**Stated problem:** Look through the lines below and extract each one that contains "Игорь".

**Data records:**

· · ·

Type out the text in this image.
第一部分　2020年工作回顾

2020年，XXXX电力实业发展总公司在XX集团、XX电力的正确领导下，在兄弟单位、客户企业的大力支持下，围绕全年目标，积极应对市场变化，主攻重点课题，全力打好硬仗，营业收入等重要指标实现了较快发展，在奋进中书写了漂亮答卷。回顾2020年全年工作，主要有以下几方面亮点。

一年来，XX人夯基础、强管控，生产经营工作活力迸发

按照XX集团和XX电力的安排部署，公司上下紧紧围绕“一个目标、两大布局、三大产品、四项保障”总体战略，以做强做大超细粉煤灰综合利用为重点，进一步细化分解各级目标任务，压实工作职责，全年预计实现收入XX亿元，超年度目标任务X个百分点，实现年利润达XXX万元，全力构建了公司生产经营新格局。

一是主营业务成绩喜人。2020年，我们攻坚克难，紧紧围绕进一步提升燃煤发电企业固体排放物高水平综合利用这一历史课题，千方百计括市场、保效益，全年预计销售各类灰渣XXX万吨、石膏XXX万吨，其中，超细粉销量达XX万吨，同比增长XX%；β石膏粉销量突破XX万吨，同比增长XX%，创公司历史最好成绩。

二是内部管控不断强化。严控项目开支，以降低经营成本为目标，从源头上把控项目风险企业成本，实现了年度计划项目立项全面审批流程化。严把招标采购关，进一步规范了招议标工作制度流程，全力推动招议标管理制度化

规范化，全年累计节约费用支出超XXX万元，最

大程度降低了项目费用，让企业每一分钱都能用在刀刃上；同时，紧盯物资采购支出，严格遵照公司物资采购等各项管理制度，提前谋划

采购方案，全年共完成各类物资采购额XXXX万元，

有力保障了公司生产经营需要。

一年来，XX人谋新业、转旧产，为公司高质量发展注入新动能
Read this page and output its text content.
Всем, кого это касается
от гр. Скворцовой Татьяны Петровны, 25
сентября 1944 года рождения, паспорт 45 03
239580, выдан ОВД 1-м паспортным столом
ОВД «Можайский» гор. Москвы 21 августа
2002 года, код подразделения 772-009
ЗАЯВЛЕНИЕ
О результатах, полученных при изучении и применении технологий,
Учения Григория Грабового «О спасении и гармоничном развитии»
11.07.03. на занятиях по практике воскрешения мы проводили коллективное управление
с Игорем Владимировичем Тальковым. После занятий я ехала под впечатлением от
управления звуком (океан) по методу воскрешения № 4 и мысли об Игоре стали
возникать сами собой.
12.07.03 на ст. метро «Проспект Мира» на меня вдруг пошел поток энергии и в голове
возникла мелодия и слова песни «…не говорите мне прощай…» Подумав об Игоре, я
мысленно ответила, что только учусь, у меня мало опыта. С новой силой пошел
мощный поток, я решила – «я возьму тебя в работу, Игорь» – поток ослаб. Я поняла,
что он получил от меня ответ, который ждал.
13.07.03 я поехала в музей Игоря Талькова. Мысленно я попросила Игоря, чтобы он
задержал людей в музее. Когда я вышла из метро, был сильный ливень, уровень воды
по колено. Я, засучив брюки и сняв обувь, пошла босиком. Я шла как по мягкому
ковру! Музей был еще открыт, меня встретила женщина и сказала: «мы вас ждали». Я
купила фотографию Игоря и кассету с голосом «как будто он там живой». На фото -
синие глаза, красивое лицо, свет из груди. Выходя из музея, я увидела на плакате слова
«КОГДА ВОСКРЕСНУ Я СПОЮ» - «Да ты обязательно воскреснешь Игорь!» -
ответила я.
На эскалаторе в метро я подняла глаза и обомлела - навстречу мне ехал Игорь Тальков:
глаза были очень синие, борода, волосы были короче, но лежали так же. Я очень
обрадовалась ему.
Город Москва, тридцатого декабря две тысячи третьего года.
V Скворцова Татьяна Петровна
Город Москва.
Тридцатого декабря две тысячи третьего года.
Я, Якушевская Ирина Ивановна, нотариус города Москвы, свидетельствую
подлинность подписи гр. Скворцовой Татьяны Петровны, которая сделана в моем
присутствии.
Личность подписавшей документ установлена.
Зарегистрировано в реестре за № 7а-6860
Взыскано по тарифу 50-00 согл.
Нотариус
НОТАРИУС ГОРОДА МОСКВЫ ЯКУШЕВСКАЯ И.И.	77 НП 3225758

· · ·

**Solution for this task:**
мощный поток, я решила – «я возьму тебя в работу, Игорь» – поток ослаб. Я поняла,
«КОГДА ВОСКРЕСНУ Я СПОЮ» - «Да ты обязательно воскреснешь Игорь!» -
На эскалаторе в метро я подняла глаза и обомлела - навстречу мне ехал Игорь Тальков:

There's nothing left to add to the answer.